**Work to do**
Every record should be written out exactly, with the pictures left out.

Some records

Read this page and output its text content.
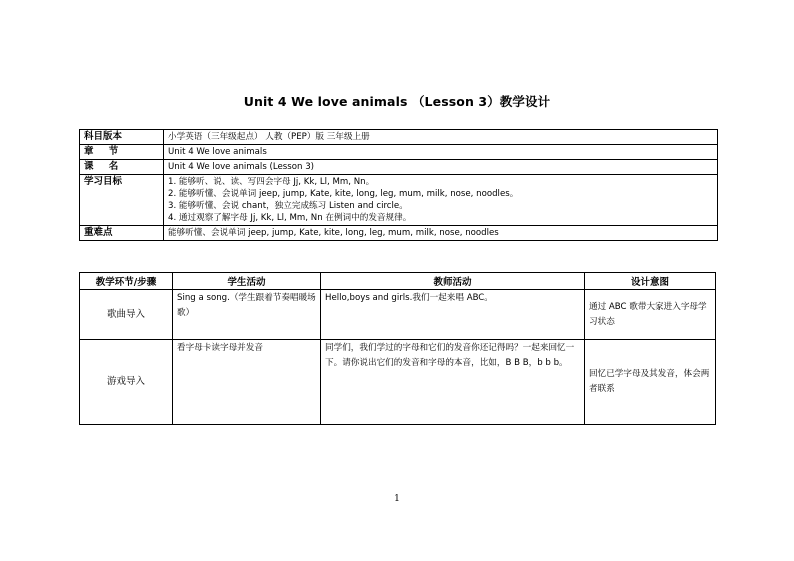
Unit 4 We love animals （Lesson 3）教学设计
科目版本	小学英语（三年级起点） 人教（PEP）版 三年级上册
章 节	Unit 4 We love animals
课 名	Unit 4 We love animals (Lesson 3)
学习目标	1. 能够听、说、读、写四会字母 Jj, Kk, Ll, Mm, Nn。
2. 能够听懂、会说单词 jeep, jump, Kate, kite, long, leg, mum, milk, nose, noodles。
3. 能够听懂、会说 chant，独立完成练习 Listen and circle。
4. 通过观察了解字母 Jj, Kk, Ll, Mm, Nn 在例词中的发音规律。

重难点	能够听懂、会说单词 jeep, jump, Kate, kite, long, leg, mum, milk, nose, noodles
教学环节/步骤	学生活动	教师活动	设计意图
歌曲导入	Sing a song.（学生跟着节奏唱暖场歌）	Hello,boys and girls.我们一起来唱 ABC。	通过 ABC 歌带大家进入字母学习状态
游戏导入	看字母卡读字母并发音	同学们，我们学过的字母和它们的发音你还记得吗？一起来回忆一下。请你说出它们的发音和字母的本音，比如，B B B，b b b。	回忆已学字母及其发音，体会两者联系
1
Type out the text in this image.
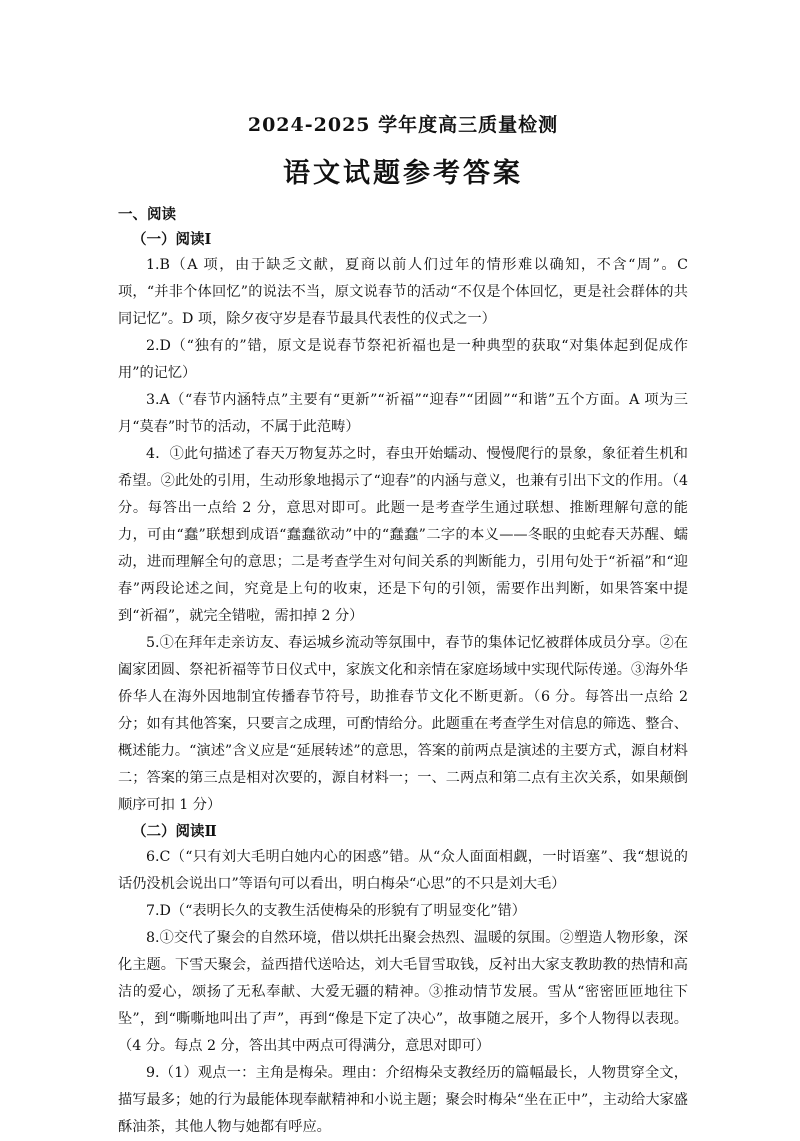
2024-2025 学年度高三质量检测
语文试题参考答案
一、阅读
（一）阅读Ⅰ

1.B（A 项，由于缺乏文献，夏商以前人们过年的情形难以确知，不含“周”。C 项，“并非个体回忆”的说法不当，原文说春节的活动“不仅是个体回忆，更是社会群体的共同记忆”。D 项，除夕夜守岁是春节最具代表性的仪式之一）

2.D（“独有的”错，原文是说春节祭祀祈福也是一种典型的获取“对集体起到促成作用”的记忆）

3.A（“春节内涵特点”主要有“更新”“祈福”“迎春”“团圆”“和谐”五个方面。A 项为三月“莫春”时节的活动，不属于此范畴）

4．①此句描述了春天万物复苏之时，春虫开始蠕动、慢慢爬行的景象，象征着生机和希望。②此处的引用，生动形象地揭示了“迎春”的内涵与意义，也兼有引出下文的作用。（4 分。每答出一点给 2 分，意思对即可。此题一是考查学生通过联想、推断理解句意的能力，可由“蠢”联想到成语“蠢蠢欲动”中的“蠢蠢”二字的本义——冬眠的虫蛇春天苏醒、蠕动，进而理解全句的意思；二是考查学生对句间关系的判断能力，引用句处于“祈福”和“迎春”两段论述之间，究竟是上句的收束，还是下句的引领，需要作出判断，如果答案中提到“祈福”，就完全错啦，需扣掉 2 分）

5.①在拜年走亲访友、春运城乡流动等氛围中，春节的集体记忆被群体成员分享。②在阖家团圆、祭祀祈福等节日仪式中，家族文化和亲情在家庭场域中实现代际传递。③海外华侨华人在海外因地制宜传播春节符号，助推春节文化不断更新。（6 分。每答出一点给 2 分；如有其他答案，只要言之成理，可酌情给分。此题重在考查学生对信息的筛选、整合、概述能力。“演述”含义应是“延展转述”的意思，答案的前两点是演述的主要方式，源自材料二；答案的第三点是相对次要的，源自材料一；一、二两点和第二点有主次关系，如果颠倒顺序可扣 1 分）

（二）阅读Ⅱ

6.C（“只有刘大毛明白她内心的困惑”错。从“众人面面相觑，一时语塞”、我“想说的话仍没机会说出口”等语句可以看出，明白梅朵“心思”的不只是刘大毛）

7.D（“表明长久的支教生活使梅朵的形貌有了明显变化”错）

8.①交代了聚会的自然环境，借以烘托出聚会热烈、温暖的氛围。②塑造人物形象，深化主题。下雪天聚会，益西措代送哈达，刘大毛冒雪取钱，反衬出大家支教助教的热情和高洁的爱心，颂扬了无私奉献、大爱无疆的精神。③推动情节发展。雪从“密密匝匝地往下坠”，到“嘶嘶地叫出了声”，再到“像是下定了决心”，故事随之展开，多个人物得以表现。（4 分。每点 2 分，答出其中两点可得满分，意思对即可）

9.（1）观点一：主角是梅朵。理由：介绍梅朵支教经历的篇幅最长，人物贯穿全文，描写最多；她的行为最能体现奉献精神和小说主题；聚会时梅朵“坐在正中”，主动给大家盛酥油茶，其他人物与她都有呼应。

**Task response**
Read this page and output its text content.
Unit 4 We love animals （Lesson 3）教学设计
科目版本	小学英语（三年级起点） 人教（PEP）版 三年级上册
章 节	Unit 4 We love animals
课 名	Unit 4 We love animals (Lesson 3)
学习目标	1. 能够听、说、读、写四会字母 Jj, Kk, Ll, Mm, Nn。
2. 能够听懂、会说单词 jeep, jump, Kate, kite, long, leg, mum, milk, nose, noodles。
3. 能够听懂、会说 chant，独立完成练习 Listen and circle。
4. 通过观察了解字母 Jj, Kk, Ll, Mm, Nn 在例词中的发音规律。

重难点	能够听懂、会说单词 jeep, jump, Kate, kite, long, leg, mum, milk, nose, noodles
教学环节/步骤	学生活动	教师活动	设计意图
歌曲导入	Sing a song.（学生跟着节奏唱暖场歌）	Hello,boys and girls.我们一起来唱 ABC。	通过 ABC 歌带大家进入字母学习状态
游戏导入	看字母卡读字母并发音	同学们，我们学过的字母和它们的发音你还记得吗？一起来回忆一下。请你说出它们的发音和字母的本音，比如，B B B，b b b。	回忆已学字母及其发音，体会两者联系
1
Type out the text in this image.
2024-2025 学年度高三质量检测
语文试题参考答案
一、阅读
（一）阅读Ⅰ

1.B（A 项，由于缺乏文献，夏商以前人们过年的情形难以确知，不含“周”。C 项，“并非个体回忆”的说法不当，原文说春节的活动“不仅是个体回忆，更是社会群体的共同记忆”。D 项，除夕夜守岁是春节最具代表性的仪式之一）

2.D（“独有的”错，原文是说春节祭祀祈福也是一种典型的获取“对集体起到促成作用”的记忆）

3.A（“春节内涵特点”主要有“更新”“祈福”“迎春”“团圆”“和谐”五个方面。A 项为三月“莫春”时节的活动，不属于此范畴）

4．①此句描述了春天万物复苏之时，春虫开始蠕动、慢慢爬行的景象，象征着生机和希望。②此处的引用，生动形象地揭示了“迎春”的内涵与意义，也兼有引出下文的作用。（4 分。每答出一点给 2 分，意思对即可。此题一是考查学生通过联想、推断理解句意的能力，可由“蠢”联想到成语“蠢蠢欲动”中的“蠢蠢”二字的本义——冬眠的虫蛇春天苏醒、蠕动，进而理解全句的意思；二是考查学生对句间关系的判断能力，引用句处于“祈福”和“迎春”两段论述之间，究竟是上句的收束，还是下句的引领，需要作出判断，如果答案中提到“祈福”，就完全错啦，需扣掉 2 分）

5.①在拜年走亲访友、春运城乡流动等氛围中，春节的集体记忆被群体成员分享。②在阖家团圆、祭祀祈福等节日仪式中，家族文化和亲情在家庭场域中实现代际传递。③海外华侨华人在海外因地制宜传播春节符号，助推春节文化不断更新。（6 分。每答出一点给 2 分；如有其他答案，只要言之成理，可酌情给分。此题重在考查学生对信息的筛选、整合、概述能力。“演述”含义应是“延展转述”的意思，答案的前两点是演述的主要方式，源自材料二；答案的第三点是相对次要的，源自材料一；一、二两点和第二点有主次关系，如果颠倒顺序可扣 1 分）

（二）阅读Ⅱ

6.C（“只有刘大毛明白她内心的困惑”错。从“众人面面相觑，一时语塞”、我“想说的话仍没机会说出口”等语句可以看出，明白梅朵“心思”的不只是刘大毛）

7.D（“表明长久的支教生活使梅朵的形貌有了明显变化”错）

8.①交代了聚会的自然环境，借以烘托出聚会热烈、温暖的氛围。②塑造人物形象，深化主题。下雪天聚会，益西措代送哈达，刘大毛冒雪取钱，反衬出大家支教助教的热情和高洁的爱心，颂扬了无私奉献、大爱无疆的精神。③推动情节发展。雪从“密密匝匝地往下坠”，到“嘶嘶地叫出了声”，再到“像是下定了决心”，故事随之展开，多个人物得以表现。（4 分。每点 2 分，答出其中两点可得满分，意思对即可）

9.（1）观点一：主角是梅朵。理由：介绍梅朵支教经历的篇幅最长，人物贯穿全文，描写最多；她的行为最能体现奉献精神和小说主题；聚会时梅朵“坐在正中”，主动给大家盛酥油茶，其他人物与她都有呼应。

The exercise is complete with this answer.